**Task statement:** Can you quote verbatim the lines from the one containing "List every element" up to and including the one containing "- row-label: Temperature: [8, 132, 213, 172]"?

Spatial annotation entries:

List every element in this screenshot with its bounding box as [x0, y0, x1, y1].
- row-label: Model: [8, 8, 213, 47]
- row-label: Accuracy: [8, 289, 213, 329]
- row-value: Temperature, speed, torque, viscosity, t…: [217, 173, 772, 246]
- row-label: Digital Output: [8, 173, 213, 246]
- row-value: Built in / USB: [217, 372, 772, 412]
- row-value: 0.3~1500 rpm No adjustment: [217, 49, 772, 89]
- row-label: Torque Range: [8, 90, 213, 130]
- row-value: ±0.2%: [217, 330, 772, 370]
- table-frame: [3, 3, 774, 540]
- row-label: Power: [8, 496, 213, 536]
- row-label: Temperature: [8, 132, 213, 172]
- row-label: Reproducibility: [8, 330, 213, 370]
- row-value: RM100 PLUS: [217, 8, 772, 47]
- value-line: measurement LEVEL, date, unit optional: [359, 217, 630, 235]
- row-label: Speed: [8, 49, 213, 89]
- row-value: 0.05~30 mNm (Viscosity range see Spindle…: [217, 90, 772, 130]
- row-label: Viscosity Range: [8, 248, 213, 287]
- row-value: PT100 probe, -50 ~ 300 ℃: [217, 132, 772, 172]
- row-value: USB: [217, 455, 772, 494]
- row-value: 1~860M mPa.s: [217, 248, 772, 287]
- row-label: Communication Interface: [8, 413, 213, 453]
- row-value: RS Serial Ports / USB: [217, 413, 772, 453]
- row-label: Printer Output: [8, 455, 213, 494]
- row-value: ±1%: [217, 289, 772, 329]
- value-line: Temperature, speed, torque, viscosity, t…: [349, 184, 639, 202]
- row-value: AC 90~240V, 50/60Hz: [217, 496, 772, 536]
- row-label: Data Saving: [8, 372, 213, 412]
==
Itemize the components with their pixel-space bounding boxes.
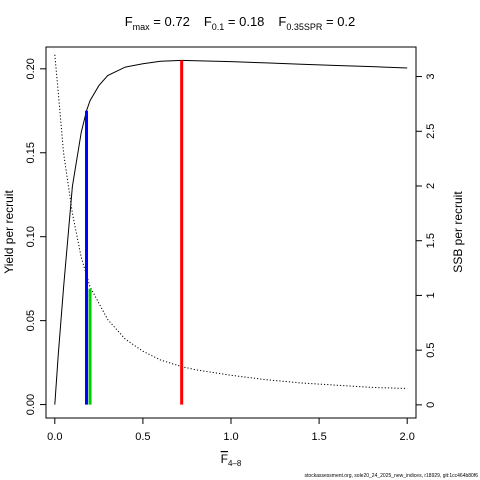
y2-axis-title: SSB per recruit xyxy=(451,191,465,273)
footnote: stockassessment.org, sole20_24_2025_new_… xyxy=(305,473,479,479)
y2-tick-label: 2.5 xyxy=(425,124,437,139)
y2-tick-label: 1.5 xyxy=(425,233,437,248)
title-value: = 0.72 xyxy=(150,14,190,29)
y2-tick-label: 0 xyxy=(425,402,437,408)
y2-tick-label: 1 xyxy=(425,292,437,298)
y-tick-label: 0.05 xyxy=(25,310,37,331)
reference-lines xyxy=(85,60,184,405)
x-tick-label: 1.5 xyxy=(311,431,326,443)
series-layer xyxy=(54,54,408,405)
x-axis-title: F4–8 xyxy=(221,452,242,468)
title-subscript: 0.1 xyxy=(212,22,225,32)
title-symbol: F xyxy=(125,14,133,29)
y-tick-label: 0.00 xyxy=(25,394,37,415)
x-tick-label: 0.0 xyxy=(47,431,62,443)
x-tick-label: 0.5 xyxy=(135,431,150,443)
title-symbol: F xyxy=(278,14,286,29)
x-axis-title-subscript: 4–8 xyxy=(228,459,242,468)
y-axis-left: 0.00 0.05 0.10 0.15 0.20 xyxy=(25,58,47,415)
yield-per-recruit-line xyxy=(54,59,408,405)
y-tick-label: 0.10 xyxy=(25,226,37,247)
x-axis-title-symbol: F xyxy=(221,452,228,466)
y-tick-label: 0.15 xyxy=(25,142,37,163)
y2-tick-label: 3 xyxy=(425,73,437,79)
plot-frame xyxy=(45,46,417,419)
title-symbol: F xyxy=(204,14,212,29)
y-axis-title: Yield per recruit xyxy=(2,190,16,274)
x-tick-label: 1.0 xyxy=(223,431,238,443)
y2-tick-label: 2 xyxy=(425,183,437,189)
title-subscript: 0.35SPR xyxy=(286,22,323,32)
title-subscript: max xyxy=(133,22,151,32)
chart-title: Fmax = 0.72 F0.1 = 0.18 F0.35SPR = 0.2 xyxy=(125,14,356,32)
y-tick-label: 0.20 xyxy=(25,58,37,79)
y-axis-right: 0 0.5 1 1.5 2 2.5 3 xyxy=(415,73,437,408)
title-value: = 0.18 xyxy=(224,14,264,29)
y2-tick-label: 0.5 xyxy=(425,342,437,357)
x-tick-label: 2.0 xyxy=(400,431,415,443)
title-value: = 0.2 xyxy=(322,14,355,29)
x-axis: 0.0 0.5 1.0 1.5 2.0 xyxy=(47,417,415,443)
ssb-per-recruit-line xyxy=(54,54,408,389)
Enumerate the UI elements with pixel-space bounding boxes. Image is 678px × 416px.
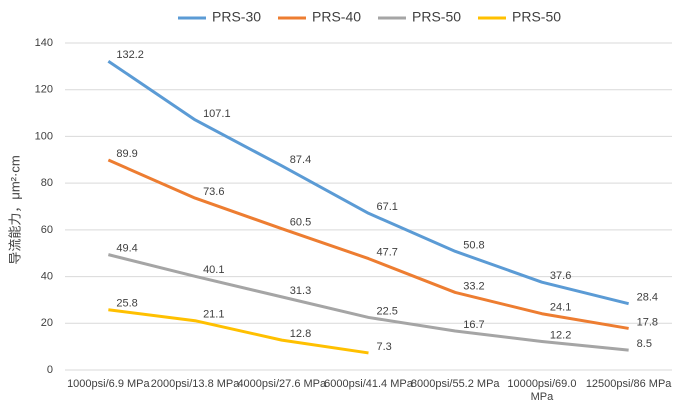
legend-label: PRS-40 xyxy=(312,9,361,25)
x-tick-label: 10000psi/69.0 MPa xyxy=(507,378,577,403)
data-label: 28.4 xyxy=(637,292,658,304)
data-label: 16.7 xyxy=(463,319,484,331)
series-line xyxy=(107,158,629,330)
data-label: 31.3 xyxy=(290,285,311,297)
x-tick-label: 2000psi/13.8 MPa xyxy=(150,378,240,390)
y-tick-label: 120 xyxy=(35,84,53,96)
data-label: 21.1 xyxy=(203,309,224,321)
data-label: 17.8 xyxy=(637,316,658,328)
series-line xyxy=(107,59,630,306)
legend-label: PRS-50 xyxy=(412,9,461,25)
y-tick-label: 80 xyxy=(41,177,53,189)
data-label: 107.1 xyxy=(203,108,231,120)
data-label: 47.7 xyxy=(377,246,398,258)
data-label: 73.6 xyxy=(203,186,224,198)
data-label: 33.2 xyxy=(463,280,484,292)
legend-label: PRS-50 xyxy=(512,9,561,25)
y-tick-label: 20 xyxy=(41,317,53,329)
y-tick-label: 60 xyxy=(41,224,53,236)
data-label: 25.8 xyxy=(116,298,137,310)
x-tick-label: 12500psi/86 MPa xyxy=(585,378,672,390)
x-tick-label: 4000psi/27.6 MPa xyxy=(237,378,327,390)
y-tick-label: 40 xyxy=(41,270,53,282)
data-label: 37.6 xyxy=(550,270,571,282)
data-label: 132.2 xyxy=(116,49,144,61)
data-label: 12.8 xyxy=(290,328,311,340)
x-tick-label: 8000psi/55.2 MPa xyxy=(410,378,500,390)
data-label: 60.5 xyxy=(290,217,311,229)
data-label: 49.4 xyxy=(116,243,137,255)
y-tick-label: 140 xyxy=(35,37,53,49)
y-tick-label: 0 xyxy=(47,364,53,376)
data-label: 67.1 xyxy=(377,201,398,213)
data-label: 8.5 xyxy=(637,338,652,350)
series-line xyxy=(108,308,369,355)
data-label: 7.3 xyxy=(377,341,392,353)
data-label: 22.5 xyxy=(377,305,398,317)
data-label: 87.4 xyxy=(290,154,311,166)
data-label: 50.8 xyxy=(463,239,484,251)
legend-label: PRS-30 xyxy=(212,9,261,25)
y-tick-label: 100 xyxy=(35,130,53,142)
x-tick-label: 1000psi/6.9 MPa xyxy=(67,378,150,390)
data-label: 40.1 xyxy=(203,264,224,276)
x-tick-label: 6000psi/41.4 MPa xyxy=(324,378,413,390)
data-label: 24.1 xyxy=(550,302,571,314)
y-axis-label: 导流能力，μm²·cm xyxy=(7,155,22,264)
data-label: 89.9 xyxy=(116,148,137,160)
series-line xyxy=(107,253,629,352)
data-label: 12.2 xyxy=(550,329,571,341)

**Result for this exercise:**
List every element in this screenshot with its bounding box as [x0, y0, x1, y1].
- row-label: Model: [8, 8, 213, 47]
- row-label: Accuracy: [8, 289, 213, 329]
- row-value: Temperature, speed, torque, viscosity, t…: [217, 173, 772, 246]
- row-label: Digital Output: [8, 173, 213, 246]
- row-value: Built in / USB: [217, 372, 772, 412]
- row-value: 0.3~1500 rpm No adjustment: [217, 49, 772, 89]
- row-label: Torque Range: [8, 90, 213, 130]
- row-value: ±0.2%: [217, 330, 772, 370]
- table-frame: [3, 3, 774, 540]
- row-label: Power: [8, 496, 213, 536]
- row-label: Temperature: [8, 132, 213, 172]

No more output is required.